(Data entries)
____________
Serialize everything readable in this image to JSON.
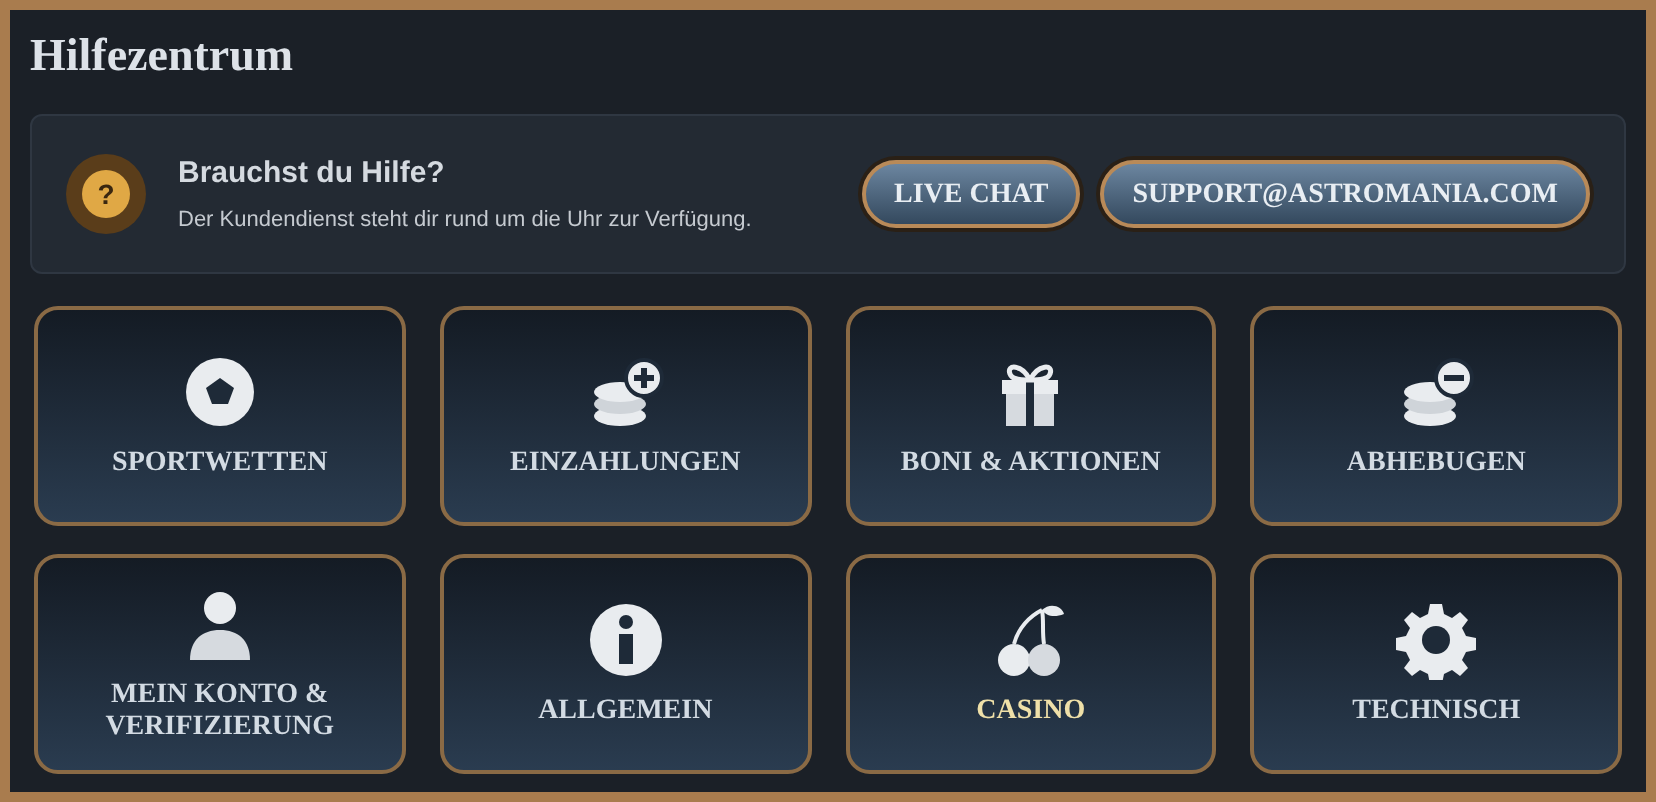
{
  "title": "Hilfezentrum",
  "help": {
    "heading": "Brauchst du Hilfe?",
    "text": "Der Kundendienst steht dir rund um die Uhr zur Verfügung.",
    "icon_glyph": "?",
    "buttons": [
      "LIVE CHAT",
      "SUPPORT@ASTROMANIA.COM"
    ]
  },
  "categories": [
    {
      "label": "SPORTWETTEN",
      "selected": false
    },
    {
      "label": "EINZAHLUNGEN",
      "selected": false
    },
    {
      "label": "BONI & AKTIONEN",
      "selected": false
    },
    {
      "label": "ABHEBUGEN",
      "selected": false
    },
    {
      "label": "MEIN KONTO & VERIFIZIERUNG",
      "selected": false
    },
    {
      "label": "ALLGEMEIN",
      "selected": false
    },
    {
      "label": "CASINO",
      "selected": true
    },
    {
      "label": "TECHNISCH",
      "selected": false
    }
  ]
}
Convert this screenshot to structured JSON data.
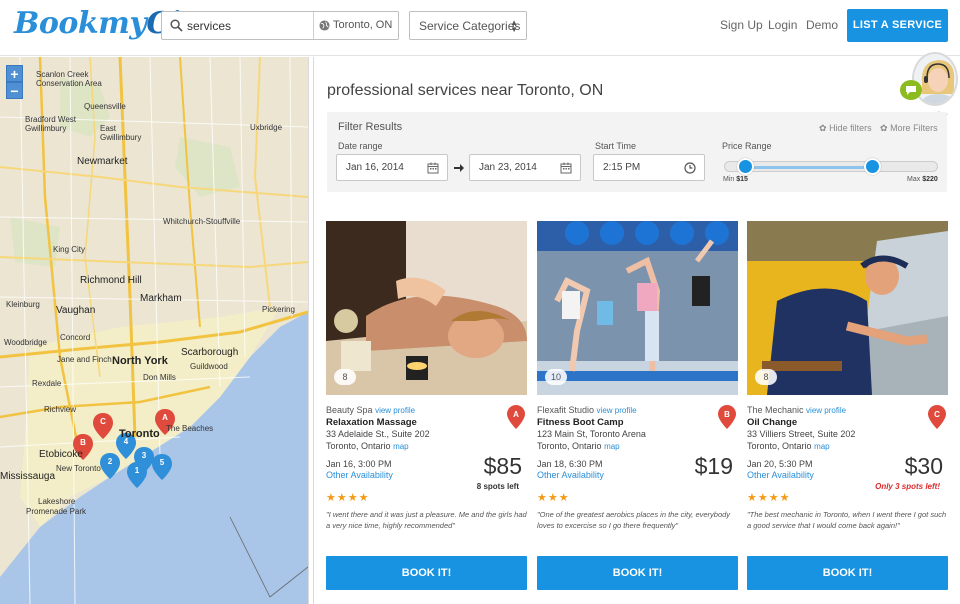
{
  "header": {
    "logo_part1": "Bookmy",
    "logo_part2": "City",
    "search_value": "services",
    "location": "Toronto, ON",
    "category_select": "Service Categories",
    "nav": [
      "Sign Up",
      "Login",
      "Demo"
    ],
    "cta": "LIST A SERVICE"
  },
  "map": {
    "zoom_in": "+",
    "zoom_out": "−",
    "towns": [
      "Scanlon Creek Conservation Area",
      "Queensville",
      "Bradford West Gwillimbury",
      "East Gwillimbury",
      "Uxbridge",
      "Newmarket",
      "Whitchurch-Stouffville",
      "King City",
      "Richmond Hill",
      "Markham",
      "Vaughan",
      "Pickering",
      "Kleinburg",
      "Concord",
      "Woodbridge",
      "Jane and Finch",
      "North York",
      "Scarborough",
      "Rexdale",
      "Don Mills",
      "Guildwood",
      "Richview",
      "Toronto",
      "The Beaches",
      "Etobicoke",
      "New Toronto",
      "Lakeshore",
      "Promenade Park",
      "Mississauga"
    ],
    "pins": [
      {
        "label": "C",
        "color": "#e04a3c"
      },
      {
        "label": "A",
        "color": "#e04a3c"
      },
      {
        "label": "B",
        "color": "#e04a3c"
      },
      {
        "label": "4",
        "color": "#2f8fd8"
      },
      {
        "label": "3",
        "color": "#2f8fd8"
      },
      {
        "label": "2",
        "color": "#2f8fd8"
      },
      {
        "label": "5",
        "color": "#2f8fd8"
      },
      {
        "label": "1",
        "color": "#2f8fd8"
      }
    ]
  },
  "main": {
    "title": "professional services near Toronto, ON",
    "online": "online"
  },
  "filters": {
    "title": "Filter Results",
    "hide": "Hide filters",
    "more": "More Filters",
    "date_label": "Date range",
    "date_from": "Jan 16, 2014",
    "date_to": "Jan 23, 2014",
    "time_label": "Start Time",
    "time_value": "2:15 PM",
    "price_label": "Price Range",
    "min_label": "Min",
    "min_value": "$15",
    "max_label": "Max",
    "max_value": "$220"
  },
  "cards": [
    {
      "photo_count": "8",
      "provider": "Beauty Spa",
      "view_profile": "view profile",
      "service": "Relaxation Massage",
      "address1": "33 Adelaide St., Suite 202",
      "address2": "Toronto, Ontario",
      "map_link": "map",
      "marker": "A",
      "date": "Jan 16, 3:00 PM",
      "availability": "Other Availability",
      "price": "$85",
      "spots": "8 spots left",
      "spots_urgent": false,
      "rating": "★★★★",
      "review": "\"I went there and it was just a pleasure. Me and the girls had a very nice time, highly recommended\"",
      "book": "BOOK IT!"
    },
    {
      "photo_count": "10",
      "provider": "Flexafit Studio",
      "view_profile": "view profile",
      "service": "Fitness Boot Camp",
      "address1": "123 Main St, Toronto Arena",
      "address2": "Toronto, Ontario",
      "map_link": "map",
      "marker": "B",
      "date": "Jan 18, 6:30 PM",
      "availability": "Other Availability",
      "price": "$19",
      "spots": "",
      "spots_urgent": false,
      "rating": "★★★",
      "review": "\"One of the greatest aerobics places in the city, everybody loves to excercise so I go there frequently\"",
      "book": "BOOK IT!"
    },
    {
      "photo_count": "8",
      "provider": "The Mechanic",
      "view_profile": "view profile",
      "service": "Oil Change",
      "address1": "33 Villiers Street, Suite 202",
      "address2": "Toronto, Ontario",
      "map_link": "map",
      "marker": "C",
      "date": "Jan 20, 5:30 PM",
      "availability": "Other Availability",
      "price": "$30",
      "spots": "Only 3 spots left!",
      "spots_urgent": true,
      "rating": "★★★★",
      "review": "\"The best mechanic in Toronto, when I went there I got such a good service that I would come back again!\"",
      "book": "BOOK IT!"
    }
  ],
  "colors": {
    "brand": "#2a8fd8",
    "button": "#1793e2",
    "marker": "#e04a3c",
    "star": "#f39a17",
    "online": "#8cbb1f"
  }
}
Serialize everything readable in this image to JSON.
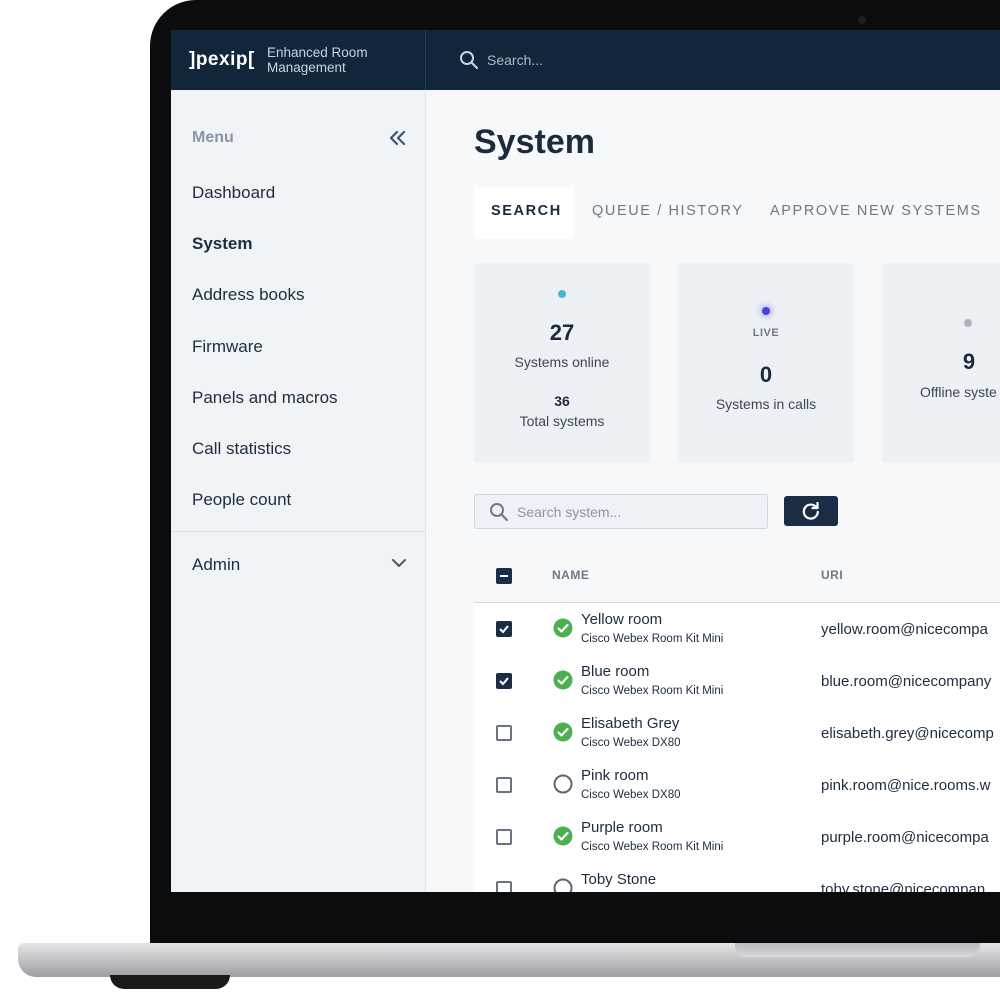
____________
Retype the data above exactly; pictures are not part of the copy.

Serialize everything readable in this image to JSON.
{
  "title": "Hilfezentrum",
  "help": {
    "heading": "Brauchst du Hilfe?",
    "text": "Der Kundendienst steht dir rund um die Uhr zur Verfügung.",
    "icon_glyph": "?",
    "buttons": [
      "LIVE CHAT",
      "SUPPORT@ASTROMANIA.COM"
    ]
  },
  "categories": [
    {
      "label": "SPORTWETTEN",
      "selected": false
    },
    {
      "label": "EINZAHLUNGEN",
      "selected": false
    },
    {
      "label": "BONI & AKTIONEN",
      "selected": false
    },
    {
      "label": "ABHEBUGEN",
      "selected": false
    },
    {
      "label": "MEIN KONTO & VERIFIZIERUNG",
      "selected": false
    },
    {
      "label": "ALLGEMEIN",
      "selected": false
    },
    {
      "label": "CASINO",
      "selected": true
    },
    {
      "label": "TECHNISCH",
      "selected": false
    }
  ]
}
Convert this screenshot to structured JSON data.
{
  "header": {
    "logo_part1": "Bookmy",
    "logo_part2": "City",
    "search_value": "services",
    "location": "Toronto, ON",
    "category_select": "Service Categories",
    "nav": [
      "Sign Up",
      "Login",
      "Demo"
    ],
    "cta": "LIST A SERVICE"
  },
  "map": {
    "zoom_in": "+",
    "zoom_out": "−",
    "towns": [
      "Scanlon Creek Conservation Area",
      "Queensville",
      "Bradford West Gwillimbury",
      "East Gwillimbury",
      "Uxbridge",
      "Newmarket",
      "Whitchurch-Stouffville",
      "King City",
      "Richmond Hill",
      "Markham",
      "Vaughan",
      "Pickering",
      "Kleinburg",
      "Concord",
      "Woodbridge",
      "Jane and Finch",
      "North York",
      "Scarborough",
      "Rexdale",
      "Don Mills",
      "Guildwood",
      "Richview",
      "Toronto",
      "The Beaches",
      "Etobicoke",
      "New Toronto",
      "Lakeshore",
      "Promenade Park",
      "Mississauga"
    ],
    "pins": [
      {
        "label": "C",
        "color": "#e04a3c"
      },
      {
        "label": "A",
        "color": "#e04a3c"
      },
      {
        "label": "B",
        "color": "#e04a3c"
      },
      {
        "label": "4",
        "color": "#2f8fd8"
      },
      {
        "label": "3",
        "color": "#2f8fd8"
      },
      {
        "label": "2",
        "color": "#2f8fd8"
      },
      {
        "label": "5",
        "color": "#2f8fd8"
      },
      {
        "label": "1",
        "color": "#2f8fd8"
      }
    ]
  },
  "main": {
    "title": "professional services near Toronto, ON",
    "online": "online"
  },
  "filters": {
    "title": "Filter Results",
    "hide": "Hide filters",
    "more": "More Filters",
    "date_label": "Date range",
    "date_from": "Jan 16, 2014",
    "date_to": "Jan 23, 2014",
    "time_label": "Start Time",
    "time_value": "2:15 PM",
    "price_label": "Price Range",
    "min_label": "Min",
    "min_value": "$15",
    "max_label": "Max",
    "max_value": "$220"
  },
  "cards": [
    {
      "photo_count": "8",
      "provider": "Beauty Spa",
      "view_profile": "view profile",
      "service": "Relaxation Massage",
      "address1": "33 Adelaide St., Suite 202",
      "address2": "Toronto, Ontario",
      "map_link": "map",
      "marker": "A",
      "date": "Jan 16, 3:00 PM",
      "availability": "Other Availability",
      "price": "$85",
      "spots": "8 spots left",
      "spots_urgent": false,
      "rating": "★★★★",
      "review": "\"I went there and it was just a pleasure. Me and the girls had a very nice time, highly recommended\"",
      "book": "BOOK IT!"
    },
    {
      "photo_count": "10",
      "provider": "Flexafit Studio",
      "view_profile": "view profile",
      "service": "Fitness Boot Camp",
      "address1": "123 Main St, Toronto Arena",
      "address2": "Toronto, Ontario",
      "map_link": "map",
      "marker": "B",
      "date": "Jan 18, 6:30 PM",
      "availability": "Other Availability",
      "price": "$19",
      "spots": "",
      "spots_urgent": false,
      "rating": "★★★",
      "review": "\"One of the greatest aerobics places in the city, everybody loves to excercise so I go there frequently\"",
      "book": "BOOK IT!"
    },
    {
      "photo_count": "8",
      "provider": "The Mechanic",
      "view_profile": "view profile",
      "service": "Oil Change",
      "address1": "33 Villiers Street, Suite 202",
      "address2": "Toronto, Ontario",
      "map_link": "map",
      "marker": "C",
      "date": "Jan 20, 5:30 PM",
      "availability": "Other Availability",
      "price": "$30",
      "spots": "Only 3 spots left!",
      "spots_urgent": true,
      "rating": "★★★★",
      "review": "\"The best mechanic in Toronto, when I went there I got such a good service that I would come back again!\"",
      "book": "BOOK IT!"
    }
  ],
  "colors": {
    "brand": "#2a8fd8",
    "button": "#1793e2",
    "marker": "#e04a3c",
    "star": "#f39a17",
    "online": "#8cbb1f"
  }
}
Serialize everything readable in this image to JSON.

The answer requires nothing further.